Passage provided:
..........

Scientific classification
- Kingdom: Animalia
- Phylum: Chordata
- Class: Amphibia
- Order: Anura
- Family: Hylidae
- Genus: Boana
- Species: B. calcarata
- Binomial name: Boana calcarata (Troschel, 1848)
- Synonyms: Hyla calcarata Troschel, 1848; Boana calcarata (Troschel, 1848); Hyla leptoscelis Boulenger, 1918; Hypsiboas calcaratus (Troschel, 1848);

= Troschel's tree frog =

- Authority: (Troschel, 1848)
- Conservation status: LC
- Synonyms: Hyla calcarata Troschel, 1848, Boana calcarata (Troschel, 1848), Hyla leptoscelis Boulenger, 1918, Hypsiboas calcaratus (Troschel, 1848)

..........

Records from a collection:

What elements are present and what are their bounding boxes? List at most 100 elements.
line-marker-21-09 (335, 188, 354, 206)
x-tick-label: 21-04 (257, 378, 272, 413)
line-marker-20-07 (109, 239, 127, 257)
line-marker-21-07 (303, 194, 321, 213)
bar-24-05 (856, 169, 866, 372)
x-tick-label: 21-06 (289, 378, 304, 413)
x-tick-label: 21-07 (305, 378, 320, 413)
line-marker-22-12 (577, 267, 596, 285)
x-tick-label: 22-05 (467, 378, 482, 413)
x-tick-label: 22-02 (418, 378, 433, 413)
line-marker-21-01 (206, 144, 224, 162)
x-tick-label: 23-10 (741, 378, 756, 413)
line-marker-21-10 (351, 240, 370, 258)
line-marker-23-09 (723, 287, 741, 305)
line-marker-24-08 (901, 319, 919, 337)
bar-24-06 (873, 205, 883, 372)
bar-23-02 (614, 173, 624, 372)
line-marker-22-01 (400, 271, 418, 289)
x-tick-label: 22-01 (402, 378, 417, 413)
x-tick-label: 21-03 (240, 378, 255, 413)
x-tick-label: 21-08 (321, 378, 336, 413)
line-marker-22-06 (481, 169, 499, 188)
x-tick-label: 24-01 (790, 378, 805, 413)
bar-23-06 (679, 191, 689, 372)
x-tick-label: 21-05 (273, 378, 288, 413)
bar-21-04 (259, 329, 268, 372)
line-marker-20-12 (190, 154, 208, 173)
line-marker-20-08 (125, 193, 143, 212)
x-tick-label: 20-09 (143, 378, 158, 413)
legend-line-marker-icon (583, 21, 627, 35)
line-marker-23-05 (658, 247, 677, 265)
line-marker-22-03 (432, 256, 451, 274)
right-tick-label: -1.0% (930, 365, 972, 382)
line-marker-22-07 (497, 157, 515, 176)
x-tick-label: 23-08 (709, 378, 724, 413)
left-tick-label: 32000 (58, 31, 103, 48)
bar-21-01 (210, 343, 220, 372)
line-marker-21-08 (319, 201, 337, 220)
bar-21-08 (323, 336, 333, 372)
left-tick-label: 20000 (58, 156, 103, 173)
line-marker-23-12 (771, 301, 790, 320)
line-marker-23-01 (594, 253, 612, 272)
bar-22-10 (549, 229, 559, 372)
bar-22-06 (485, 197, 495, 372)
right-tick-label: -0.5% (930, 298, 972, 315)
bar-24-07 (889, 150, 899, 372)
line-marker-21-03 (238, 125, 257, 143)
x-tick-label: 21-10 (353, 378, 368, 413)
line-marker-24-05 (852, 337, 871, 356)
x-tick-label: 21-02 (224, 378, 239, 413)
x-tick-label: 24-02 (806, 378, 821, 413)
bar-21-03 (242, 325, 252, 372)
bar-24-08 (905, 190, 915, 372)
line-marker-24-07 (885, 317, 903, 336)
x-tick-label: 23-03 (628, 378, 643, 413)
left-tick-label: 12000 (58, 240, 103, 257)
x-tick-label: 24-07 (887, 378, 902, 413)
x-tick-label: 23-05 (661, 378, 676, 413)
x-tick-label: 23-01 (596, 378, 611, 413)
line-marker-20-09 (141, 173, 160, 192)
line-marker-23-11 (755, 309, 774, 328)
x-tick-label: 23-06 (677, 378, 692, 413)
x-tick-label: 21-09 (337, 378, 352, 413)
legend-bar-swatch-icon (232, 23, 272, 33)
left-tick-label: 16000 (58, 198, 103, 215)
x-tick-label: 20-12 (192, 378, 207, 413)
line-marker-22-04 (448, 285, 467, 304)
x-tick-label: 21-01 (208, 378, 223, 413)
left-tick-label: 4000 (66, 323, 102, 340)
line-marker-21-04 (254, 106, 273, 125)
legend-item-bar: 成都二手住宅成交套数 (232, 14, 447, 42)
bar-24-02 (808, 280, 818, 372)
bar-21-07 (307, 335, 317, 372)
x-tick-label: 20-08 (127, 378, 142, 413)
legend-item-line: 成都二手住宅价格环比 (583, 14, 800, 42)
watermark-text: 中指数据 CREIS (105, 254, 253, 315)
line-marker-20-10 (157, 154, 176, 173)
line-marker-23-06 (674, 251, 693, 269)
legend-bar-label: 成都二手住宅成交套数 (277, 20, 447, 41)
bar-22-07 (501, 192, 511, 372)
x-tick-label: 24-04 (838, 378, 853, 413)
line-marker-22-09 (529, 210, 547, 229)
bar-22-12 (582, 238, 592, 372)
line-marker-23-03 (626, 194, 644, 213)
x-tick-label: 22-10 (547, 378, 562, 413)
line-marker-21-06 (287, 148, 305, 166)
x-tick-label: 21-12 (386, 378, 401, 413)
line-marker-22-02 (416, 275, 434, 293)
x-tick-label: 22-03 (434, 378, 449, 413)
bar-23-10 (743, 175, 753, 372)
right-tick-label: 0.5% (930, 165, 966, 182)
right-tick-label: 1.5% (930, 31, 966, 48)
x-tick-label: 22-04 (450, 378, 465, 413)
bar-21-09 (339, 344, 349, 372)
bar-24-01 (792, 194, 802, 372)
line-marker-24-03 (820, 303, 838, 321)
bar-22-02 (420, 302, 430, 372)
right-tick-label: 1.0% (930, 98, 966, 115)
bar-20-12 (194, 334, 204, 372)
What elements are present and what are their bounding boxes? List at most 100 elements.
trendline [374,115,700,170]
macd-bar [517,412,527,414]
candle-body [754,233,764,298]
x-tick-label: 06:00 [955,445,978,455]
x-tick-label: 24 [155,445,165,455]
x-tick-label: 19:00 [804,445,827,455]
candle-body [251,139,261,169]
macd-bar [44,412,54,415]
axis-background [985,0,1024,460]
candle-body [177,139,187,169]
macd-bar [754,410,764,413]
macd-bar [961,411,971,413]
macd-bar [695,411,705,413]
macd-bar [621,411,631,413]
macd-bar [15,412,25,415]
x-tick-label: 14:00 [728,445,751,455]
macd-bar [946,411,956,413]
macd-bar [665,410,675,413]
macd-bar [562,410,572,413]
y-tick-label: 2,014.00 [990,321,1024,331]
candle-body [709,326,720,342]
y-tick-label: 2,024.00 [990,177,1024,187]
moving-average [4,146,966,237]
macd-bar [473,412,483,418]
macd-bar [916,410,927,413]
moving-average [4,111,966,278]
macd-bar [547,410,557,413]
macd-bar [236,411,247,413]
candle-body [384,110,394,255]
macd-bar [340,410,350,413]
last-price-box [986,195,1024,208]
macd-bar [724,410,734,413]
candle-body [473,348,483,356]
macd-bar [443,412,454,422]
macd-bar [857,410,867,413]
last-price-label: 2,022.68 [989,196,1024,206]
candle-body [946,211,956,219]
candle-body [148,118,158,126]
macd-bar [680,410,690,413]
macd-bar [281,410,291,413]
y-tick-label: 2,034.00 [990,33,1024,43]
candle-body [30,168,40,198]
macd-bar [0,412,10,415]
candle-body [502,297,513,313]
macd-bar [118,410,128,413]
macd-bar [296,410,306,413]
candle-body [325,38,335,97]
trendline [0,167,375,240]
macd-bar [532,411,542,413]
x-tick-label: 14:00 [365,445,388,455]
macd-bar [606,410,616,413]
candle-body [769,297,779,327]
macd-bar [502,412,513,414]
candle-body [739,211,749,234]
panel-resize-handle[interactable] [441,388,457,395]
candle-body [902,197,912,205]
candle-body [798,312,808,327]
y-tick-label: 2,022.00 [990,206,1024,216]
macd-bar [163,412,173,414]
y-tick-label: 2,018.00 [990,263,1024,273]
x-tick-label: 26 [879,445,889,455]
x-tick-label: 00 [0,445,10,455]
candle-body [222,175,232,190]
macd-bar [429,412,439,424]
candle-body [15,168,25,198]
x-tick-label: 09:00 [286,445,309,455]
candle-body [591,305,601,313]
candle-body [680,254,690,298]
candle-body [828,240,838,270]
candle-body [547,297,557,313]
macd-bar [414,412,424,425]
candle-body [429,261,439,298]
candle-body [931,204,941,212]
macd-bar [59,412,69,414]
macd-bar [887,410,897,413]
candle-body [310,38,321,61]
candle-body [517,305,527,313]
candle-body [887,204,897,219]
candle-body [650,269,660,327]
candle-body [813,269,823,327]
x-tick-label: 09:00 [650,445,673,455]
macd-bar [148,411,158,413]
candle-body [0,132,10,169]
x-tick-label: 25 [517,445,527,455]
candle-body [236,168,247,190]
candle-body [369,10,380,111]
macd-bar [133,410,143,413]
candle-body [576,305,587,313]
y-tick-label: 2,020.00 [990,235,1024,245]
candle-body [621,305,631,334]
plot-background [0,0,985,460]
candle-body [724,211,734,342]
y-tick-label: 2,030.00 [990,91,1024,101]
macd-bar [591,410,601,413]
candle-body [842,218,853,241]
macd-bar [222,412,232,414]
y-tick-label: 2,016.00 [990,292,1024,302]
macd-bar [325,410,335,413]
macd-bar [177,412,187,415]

..........

What the task requires: Copy the classification entry for Troschel's tree frog above, reproducing it in full and without any changes.

Response to this exercise:
Scientific classification
- Kingdom: Animalia
- Phylum: Chordata
- Class: Amphibia
- Order: Anura
- Family: Hylidae
- Genus: Boana
- Species: B. calcarata
- Binomial name: Boana calcarata (Troschel, 1848)
- Synonyms: Hyla calcarata Troschel, 1848; Boana calcarata (Troschel, 1848); Hyla leptoscelis Boulenger, 1918; Hypsiboas calcaratus (Troschel, 1848);

= Troschel's tree frog =

- Authority: (Troschel, 1848)
- Conservation status: LC
- Synonyms: Hyla calcarata Troschel, 1848, Boana calcarata (Troschel, 1848), Hyla leptoscelis Boulenger, 1918, Hypsiboas calcaratus (Troschel, 1848)